>> start Records for this exercise
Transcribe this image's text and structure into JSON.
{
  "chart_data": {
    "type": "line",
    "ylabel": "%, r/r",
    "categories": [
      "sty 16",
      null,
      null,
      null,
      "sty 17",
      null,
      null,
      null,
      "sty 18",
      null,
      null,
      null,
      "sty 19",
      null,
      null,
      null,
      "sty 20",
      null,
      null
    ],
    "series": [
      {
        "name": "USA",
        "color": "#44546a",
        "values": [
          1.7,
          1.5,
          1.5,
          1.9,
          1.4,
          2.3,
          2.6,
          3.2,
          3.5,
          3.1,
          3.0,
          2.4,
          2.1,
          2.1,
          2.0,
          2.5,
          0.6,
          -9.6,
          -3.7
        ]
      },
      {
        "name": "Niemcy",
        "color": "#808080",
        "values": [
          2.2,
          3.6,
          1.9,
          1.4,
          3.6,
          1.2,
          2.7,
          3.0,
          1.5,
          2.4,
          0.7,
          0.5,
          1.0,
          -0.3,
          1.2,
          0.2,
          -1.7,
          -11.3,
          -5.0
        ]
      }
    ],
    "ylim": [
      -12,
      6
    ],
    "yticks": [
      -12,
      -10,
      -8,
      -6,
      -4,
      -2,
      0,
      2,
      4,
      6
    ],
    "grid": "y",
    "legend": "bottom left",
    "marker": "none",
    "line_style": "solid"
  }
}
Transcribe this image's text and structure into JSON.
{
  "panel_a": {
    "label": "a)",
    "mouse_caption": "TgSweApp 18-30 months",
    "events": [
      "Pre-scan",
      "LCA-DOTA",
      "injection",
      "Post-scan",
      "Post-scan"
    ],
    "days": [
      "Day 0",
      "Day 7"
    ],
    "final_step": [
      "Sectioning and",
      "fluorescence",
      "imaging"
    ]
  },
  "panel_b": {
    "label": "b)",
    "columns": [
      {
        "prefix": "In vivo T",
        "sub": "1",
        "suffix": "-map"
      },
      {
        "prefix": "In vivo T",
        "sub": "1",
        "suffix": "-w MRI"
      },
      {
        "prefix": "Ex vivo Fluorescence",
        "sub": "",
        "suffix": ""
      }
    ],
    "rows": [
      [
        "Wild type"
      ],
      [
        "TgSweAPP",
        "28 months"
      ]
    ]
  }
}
>> end Records for this exercise
>> start Records for this exercise
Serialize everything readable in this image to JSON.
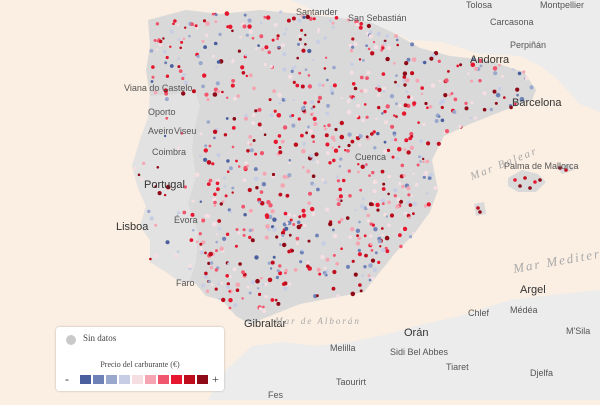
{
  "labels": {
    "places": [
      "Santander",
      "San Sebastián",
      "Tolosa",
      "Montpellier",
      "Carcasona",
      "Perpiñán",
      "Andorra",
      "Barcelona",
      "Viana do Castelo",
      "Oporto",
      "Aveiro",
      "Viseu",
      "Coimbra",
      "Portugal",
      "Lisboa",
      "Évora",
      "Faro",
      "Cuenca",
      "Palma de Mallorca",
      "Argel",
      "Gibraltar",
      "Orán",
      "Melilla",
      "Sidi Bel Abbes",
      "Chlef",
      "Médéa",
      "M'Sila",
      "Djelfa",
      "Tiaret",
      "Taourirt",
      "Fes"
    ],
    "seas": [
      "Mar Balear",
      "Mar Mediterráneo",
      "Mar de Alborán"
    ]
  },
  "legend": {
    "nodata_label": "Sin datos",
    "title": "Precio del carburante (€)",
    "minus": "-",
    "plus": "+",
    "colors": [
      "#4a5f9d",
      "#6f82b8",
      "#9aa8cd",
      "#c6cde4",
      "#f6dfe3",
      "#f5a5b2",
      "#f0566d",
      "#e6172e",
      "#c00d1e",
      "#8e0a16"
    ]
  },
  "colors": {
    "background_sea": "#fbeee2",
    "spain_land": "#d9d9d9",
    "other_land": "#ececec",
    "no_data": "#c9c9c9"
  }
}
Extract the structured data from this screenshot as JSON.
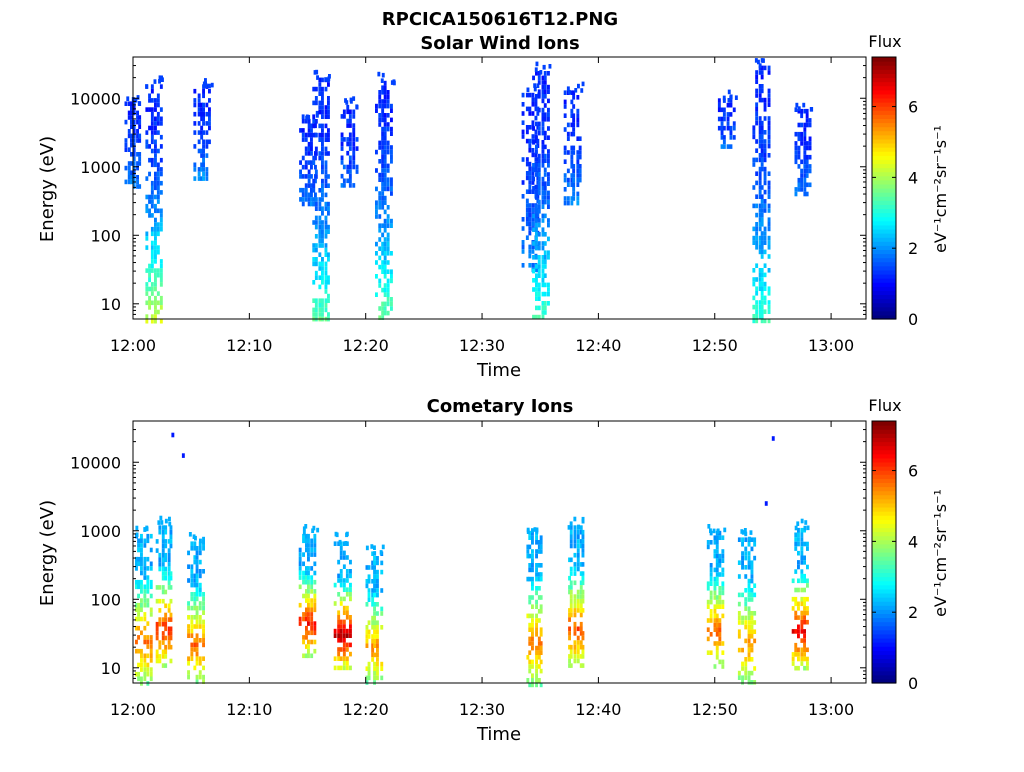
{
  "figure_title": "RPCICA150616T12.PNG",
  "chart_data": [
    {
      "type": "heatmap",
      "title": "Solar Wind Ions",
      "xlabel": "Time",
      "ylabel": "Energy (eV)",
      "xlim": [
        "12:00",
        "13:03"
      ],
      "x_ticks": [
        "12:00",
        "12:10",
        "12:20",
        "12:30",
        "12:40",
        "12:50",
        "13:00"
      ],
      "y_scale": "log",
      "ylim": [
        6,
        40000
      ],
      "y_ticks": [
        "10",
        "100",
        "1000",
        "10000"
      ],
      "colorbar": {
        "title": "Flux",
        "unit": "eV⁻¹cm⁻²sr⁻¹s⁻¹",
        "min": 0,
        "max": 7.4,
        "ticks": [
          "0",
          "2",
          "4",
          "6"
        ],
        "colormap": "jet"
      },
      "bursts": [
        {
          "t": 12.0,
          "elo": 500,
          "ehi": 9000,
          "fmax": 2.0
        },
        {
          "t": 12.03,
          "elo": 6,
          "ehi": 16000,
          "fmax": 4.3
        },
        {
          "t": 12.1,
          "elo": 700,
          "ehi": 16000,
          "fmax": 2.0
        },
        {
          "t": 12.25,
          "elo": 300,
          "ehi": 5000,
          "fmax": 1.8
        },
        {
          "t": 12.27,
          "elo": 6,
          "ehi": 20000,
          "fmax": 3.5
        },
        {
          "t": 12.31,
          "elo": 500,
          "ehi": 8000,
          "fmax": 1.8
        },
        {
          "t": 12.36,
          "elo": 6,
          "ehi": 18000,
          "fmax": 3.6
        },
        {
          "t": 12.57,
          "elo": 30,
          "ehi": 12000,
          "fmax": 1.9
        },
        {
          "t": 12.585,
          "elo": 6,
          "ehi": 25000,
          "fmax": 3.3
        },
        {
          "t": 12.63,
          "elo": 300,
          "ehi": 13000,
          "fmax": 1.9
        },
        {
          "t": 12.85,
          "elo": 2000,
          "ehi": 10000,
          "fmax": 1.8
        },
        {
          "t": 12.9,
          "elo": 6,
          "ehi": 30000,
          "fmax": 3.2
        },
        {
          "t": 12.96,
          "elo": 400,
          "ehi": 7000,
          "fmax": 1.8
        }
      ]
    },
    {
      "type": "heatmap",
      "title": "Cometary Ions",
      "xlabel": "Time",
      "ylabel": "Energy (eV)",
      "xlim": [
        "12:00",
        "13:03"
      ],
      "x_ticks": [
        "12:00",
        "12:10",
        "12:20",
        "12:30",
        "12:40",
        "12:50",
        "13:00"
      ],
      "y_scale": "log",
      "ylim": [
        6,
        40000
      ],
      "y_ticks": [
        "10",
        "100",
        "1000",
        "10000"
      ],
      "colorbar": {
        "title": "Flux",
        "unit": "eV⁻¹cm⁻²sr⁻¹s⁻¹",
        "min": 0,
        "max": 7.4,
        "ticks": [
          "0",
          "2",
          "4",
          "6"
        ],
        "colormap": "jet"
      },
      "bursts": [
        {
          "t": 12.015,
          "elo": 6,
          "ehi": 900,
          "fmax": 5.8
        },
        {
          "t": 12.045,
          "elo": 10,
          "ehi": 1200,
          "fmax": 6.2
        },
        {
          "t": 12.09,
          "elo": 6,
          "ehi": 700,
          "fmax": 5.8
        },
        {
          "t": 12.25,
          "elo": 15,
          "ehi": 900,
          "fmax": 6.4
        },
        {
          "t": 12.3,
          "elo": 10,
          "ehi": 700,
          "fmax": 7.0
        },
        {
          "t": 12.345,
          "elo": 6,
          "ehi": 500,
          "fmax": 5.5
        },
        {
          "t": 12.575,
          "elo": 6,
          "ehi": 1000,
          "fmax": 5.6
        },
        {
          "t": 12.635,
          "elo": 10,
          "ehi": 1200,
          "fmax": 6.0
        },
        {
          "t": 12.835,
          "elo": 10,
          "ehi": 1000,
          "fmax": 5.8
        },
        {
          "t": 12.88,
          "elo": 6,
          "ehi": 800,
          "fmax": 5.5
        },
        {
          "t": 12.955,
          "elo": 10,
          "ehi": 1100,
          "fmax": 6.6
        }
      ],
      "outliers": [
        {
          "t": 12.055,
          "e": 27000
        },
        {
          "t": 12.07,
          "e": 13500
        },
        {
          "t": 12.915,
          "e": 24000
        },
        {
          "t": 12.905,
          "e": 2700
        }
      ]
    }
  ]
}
>> end Records for this exercise
- Task to carry out -
Tally the lines above containing "months". Answer with the count only.

- Full solution -
2